▶ **Exercise data**:

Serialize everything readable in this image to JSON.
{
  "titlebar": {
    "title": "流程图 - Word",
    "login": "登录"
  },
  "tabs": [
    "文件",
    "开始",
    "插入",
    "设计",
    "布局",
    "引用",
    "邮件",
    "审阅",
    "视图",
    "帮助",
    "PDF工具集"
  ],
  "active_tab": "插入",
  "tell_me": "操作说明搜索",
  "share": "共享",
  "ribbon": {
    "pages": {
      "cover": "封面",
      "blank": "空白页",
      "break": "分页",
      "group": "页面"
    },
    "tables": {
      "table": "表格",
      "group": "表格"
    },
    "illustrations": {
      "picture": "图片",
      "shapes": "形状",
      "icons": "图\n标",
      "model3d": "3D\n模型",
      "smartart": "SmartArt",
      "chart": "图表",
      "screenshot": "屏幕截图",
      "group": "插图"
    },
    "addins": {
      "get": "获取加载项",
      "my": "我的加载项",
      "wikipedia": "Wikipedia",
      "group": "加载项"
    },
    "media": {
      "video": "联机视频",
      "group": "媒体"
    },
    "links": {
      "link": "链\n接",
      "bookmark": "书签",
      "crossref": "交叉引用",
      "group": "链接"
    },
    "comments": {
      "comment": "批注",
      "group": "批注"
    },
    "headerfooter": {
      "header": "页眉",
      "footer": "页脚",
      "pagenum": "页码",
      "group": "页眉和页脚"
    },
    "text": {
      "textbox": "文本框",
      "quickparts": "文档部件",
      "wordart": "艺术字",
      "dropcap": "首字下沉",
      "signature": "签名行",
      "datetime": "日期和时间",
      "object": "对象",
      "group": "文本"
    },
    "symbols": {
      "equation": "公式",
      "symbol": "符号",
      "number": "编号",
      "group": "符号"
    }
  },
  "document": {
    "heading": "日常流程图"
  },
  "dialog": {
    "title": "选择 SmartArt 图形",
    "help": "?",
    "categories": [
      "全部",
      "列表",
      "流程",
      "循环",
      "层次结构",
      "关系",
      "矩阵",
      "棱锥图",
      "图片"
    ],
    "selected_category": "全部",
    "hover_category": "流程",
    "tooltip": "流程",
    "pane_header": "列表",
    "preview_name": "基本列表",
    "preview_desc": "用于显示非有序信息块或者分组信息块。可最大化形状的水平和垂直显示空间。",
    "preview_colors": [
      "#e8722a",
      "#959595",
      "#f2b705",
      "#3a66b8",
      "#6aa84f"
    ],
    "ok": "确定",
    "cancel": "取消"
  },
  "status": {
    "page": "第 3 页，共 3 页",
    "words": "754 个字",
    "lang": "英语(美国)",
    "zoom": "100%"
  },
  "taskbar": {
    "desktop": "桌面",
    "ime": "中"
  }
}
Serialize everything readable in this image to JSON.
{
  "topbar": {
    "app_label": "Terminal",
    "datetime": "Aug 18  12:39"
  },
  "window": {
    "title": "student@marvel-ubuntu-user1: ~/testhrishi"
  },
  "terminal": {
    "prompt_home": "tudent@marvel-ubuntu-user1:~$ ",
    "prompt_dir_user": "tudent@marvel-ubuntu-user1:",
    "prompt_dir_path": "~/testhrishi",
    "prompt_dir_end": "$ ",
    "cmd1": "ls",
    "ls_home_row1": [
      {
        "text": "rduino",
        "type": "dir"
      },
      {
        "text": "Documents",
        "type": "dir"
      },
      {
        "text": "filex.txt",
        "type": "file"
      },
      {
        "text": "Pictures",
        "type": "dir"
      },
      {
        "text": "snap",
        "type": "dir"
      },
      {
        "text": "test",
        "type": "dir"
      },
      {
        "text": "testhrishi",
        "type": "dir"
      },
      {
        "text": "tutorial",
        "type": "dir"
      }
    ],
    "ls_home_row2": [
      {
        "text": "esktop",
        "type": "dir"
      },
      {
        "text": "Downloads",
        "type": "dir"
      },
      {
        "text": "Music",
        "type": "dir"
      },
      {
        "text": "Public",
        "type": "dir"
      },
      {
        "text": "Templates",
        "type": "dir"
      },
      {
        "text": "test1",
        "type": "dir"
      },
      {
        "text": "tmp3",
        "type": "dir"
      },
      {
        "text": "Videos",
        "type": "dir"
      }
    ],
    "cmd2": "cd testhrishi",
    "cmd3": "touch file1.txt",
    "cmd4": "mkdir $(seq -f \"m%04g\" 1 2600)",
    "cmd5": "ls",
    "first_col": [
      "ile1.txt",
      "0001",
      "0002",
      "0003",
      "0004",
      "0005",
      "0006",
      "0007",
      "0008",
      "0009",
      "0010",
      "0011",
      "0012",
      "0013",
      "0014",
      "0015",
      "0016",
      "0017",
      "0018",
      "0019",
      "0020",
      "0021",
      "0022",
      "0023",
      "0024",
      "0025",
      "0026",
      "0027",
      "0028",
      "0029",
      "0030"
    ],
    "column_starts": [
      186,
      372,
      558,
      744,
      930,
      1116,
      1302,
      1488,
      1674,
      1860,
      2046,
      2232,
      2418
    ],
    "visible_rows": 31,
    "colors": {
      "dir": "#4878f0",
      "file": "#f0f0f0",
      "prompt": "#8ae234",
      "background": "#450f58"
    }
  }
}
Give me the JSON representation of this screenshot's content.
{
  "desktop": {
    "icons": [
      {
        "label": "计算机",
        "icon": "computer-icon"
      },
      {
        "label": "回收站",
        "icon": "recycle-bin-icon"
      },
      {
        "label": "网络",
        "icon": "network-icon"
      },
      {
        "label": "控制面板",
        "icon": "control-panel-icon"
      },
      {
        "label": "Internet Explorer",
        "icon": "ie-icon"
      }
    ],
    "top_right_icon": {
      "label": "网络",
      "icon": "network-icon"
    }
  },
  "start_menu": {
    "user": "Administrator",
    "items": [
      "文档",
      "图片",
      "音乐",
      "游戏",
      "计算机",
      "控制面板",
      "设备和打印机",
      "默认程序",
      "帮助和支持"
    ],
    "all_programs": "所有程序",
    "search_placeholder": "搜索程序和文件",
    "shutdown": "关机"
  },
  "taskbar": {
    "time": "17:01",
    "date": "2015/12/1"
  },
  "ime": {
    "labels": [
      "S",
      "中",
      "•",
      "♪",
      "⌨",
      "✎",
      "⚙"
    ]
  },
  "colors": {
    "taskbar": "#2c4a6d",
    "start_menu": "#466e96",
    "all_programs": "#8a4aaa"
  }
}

▶ **Set exercise**: Would you give the material above again, complete and exact?

▶ **Output**:
Serialize everything readable in this image to JSON.
{
  "titlebar": {
    "title": "流程图 - Word",
    "login": "登录"
  },
  "tabs": [
    "文件",
    "开始",
    "插入",
    "设计",
    "布局",
    "引用",
    "邮件",
    "审阅",
    "视图",
    "帮助",
    "PDF工具集"
  ],
  "active_tab": "插入",
  "tell_me": "操作说明搜索",
  "share": "共享",
  "ribbon": {
    "pages": {
      "cover": "封面",
      "blank": "空白页",
      "break": "分页",
      "group": "页面"
    },
    "tables": {
      "table": "表格",
      "group": "表格"
    },
    "illustrations": {
      "picture": "图片",
      "shapes": "形状",
      "icons": "图\n标",
      "model3d": "3D\n模型",
      "smartart": "SmartArt",
      "chart": "图表",
      "screenshot": "屏幕截图",
      "group": "插图"
    },
    "addins": {
      "get": "获取加载项",
      "my": "我的加载项",
      "wikipedia": "Wikipedia",
      "group": "加载项"
    },
    "media": {
      "video": "联机视频",
      "group": "媒体"
    },
    "links": {
      "link": "链\n接",
      "bookmark": "书签",
      "crossref": "交叉引用",
      "group": "链接"
    },
    "comments": {
      "comment": "批注",
      "group": "批注"
    },
    "headerfooter": {
      "header": "页眉",
      "footer": "页脚",
      "pagenum": "页码",
      "group": "页眉和页脚"
    },
    "text": {
      "textbox": "文本框",
      "quickparts": "文档部件",
      "wordart": "艺术字",
      "dropcap": "首字下沉",
      "signature": "签名行",
      "datetime": "日期和时间",
      "object": "对象",
      "group": "文本"
    },
    "symbols": {
      "equation": "公式",
      "symbol": "符号",
      "number": "编号",
      "group": "符号"
    }
  },
  "document": {
    "heading": "日常流程图"
  },
  "dialog": {
    "title": "选择 SmartArt 图形",
    "help": "?",
    "categories": [
      "全部",
      "列表",
      "流程",
      "循环",
      "层次结构",
      "关系",
      "矩阵",
      "棱锥图",
      "图片"
    ],
    "selected_category": "全部",
    "hover_category": "流程",
    "tooltip": "流程",
    "pane_header": "列表",
    "preview_name": "基本列表",
    "preview_desc": "用于显示非有序信息块或者分组信息块。可最大化形状的水平和垂直显示空间。",
    "preview_colors": [
      "#e8722a",
      "#959595",
      "#f2b705",
      "#3a66b8",
      "#6aa84f"
    ],
    "ok": "确定",
    "cancel": "取消"
  },
  "status": {
    "page": "第 3 页，共 3 页",
    "words": "754 个字",
    "lang": "英语(美国)",
    "zoom": "100%"
  },
  "taskbar": {
    "desktop": "桌面",
    "ime": "中"
  }
}
Serialize everything readable in this image to JSON.
{
  "topbar": {
    "app_label": "Terminal",
    "datetime": "Aug 18  12:39"
  },
  "window": {
    "title": "student@marvel-ubuntu-user1: ~/testhrishi"
  },
  "terminal": {
    "prompt_home": "tudent@marvel-ubuntu-user1:~$ ",
    "prompt_dir_user": "tudent@marvel-ubuntu-user1:",
    "prompt_dir_path": "~/testhrishi",
    "prompt_dir_end": "$ ",
    "cmd1": "ls",
    "ls_home_row1": [
      {
        "text": "rduino",
        "type": "dir"
      },
      {
        "text": "Documents",
        "type": "dir"
      },
      {
        "text": "filex.txt",
        "type": "file"
      },
      {
        "text": "Pictures",
        "type": "dir"
      },
      {
        "text": "snap",
        "type": "dir"
      },
      {
        "text": "test",
        "type": "dir"
      },
      {
        "text": "testhrishi",
        "type": "dir"
      },
      {
        "text": "tutorial",
        "type": "dir"
      }
    ],
    "ls_home_row2": [
      {
        "text": "esktop",
        "type": "dir"
      },
      {
        "text": "Downloads",
        "type": "dir"
      },
      {
        "text": "Music",
        "type": "dir"
      },
      {
        "text": "Public",
        "type": "dir"
      },
      {
        "text": "Templates",
        "type": "dir"
      },
      {
        "text": "test1",
        "type": "dir"
      },
      {
        "text": "tmp3",
        "type": "dir"
      },
      {
        "text": "Videos",
        "type": "dir"
      }
    ],
    "cmd2": "cd testhrishi",
    "cmd3": "touch file1.txt",
    "cmd4": "mkdir $(seq -f \"m%04g\" 1 2600)",
    "cmd5": "ls",
    "first_col": [
      "ile1.txt",
      "0001",
      "0002",
      "0003",
      "0004",
      "0005",
      "0006",
      "0007",
      "0008",
      "0009",
      "0010",
      "0011",
      "0012",
      "0013",
      "0014",
      "0015",
      "0016",
      "0017",
      "0018",
      "0019",
      "0020",
      "0021",
      "0022",
      "0023",
      "0024",
      "0025",
      "0026",
      "0027",
      "0028",
      "0029",
      "0030"
    ],
    "column_starts": [
      186,
      372,
      558,
      744,
      930,
      1116,
      1302,
      1488,
      1674,
      1860,
      2046,
      2232,
      2418
    ],
    "visible_rows": 31,
    "colors": {
      "dir": "#4878f0",
      "file": "#f0f0f0",
      "prompt": "#8ae234",
      "background": "#450f58"
    }
  }
}
Give me the JSON representation of this screenshot's content.
{
  "desktop": {
    "icons": [
      {
        "label": "计算机",
        "icon": "computer-icon"
      },
      {
        "label": "回收站",
        "icon": "recycle-bin-icon"
      },
      {
        "label": "网络",
        "icon": "network-icon"
      },
      {
        "label": "控制面板",
        "icon": "control-panel-icon"
      },
      {
        "label": "Internet Explorer",
        "icon": "ie-icon"
      }
    ],
    "top_right_icon": {
      "label": "网络",
      "icon": "network-icon"
    }
  },
  "start_menu": {
    "user": "Administrator",
    "items": [
      "文档",
      "图片",
      "音乐",
      "游戏",
      "计算机",
      "控制面板",
      "设备和打印机",
      "默认程序",
      "帮助和支持"
    ],
    "all_programs": "所有程序",
    "search_placeholder": "搜索程序和文件",
    "shutdown": "关机"
  },
  "taskbar": {
    "time": "17:01",
    "date": "2015/12/1"
  },
  "ime": {
    "labels": [
      "S",
      "中",
      "•",
      "♪",
      "⌨",
      "✎",
      "⚙"
    ]
  },
  "colors": {
    "taskbar": "#2c4a6d",
    "start_menu": "#466e96",
    "all_programs": "#8a4aaa"
  }
}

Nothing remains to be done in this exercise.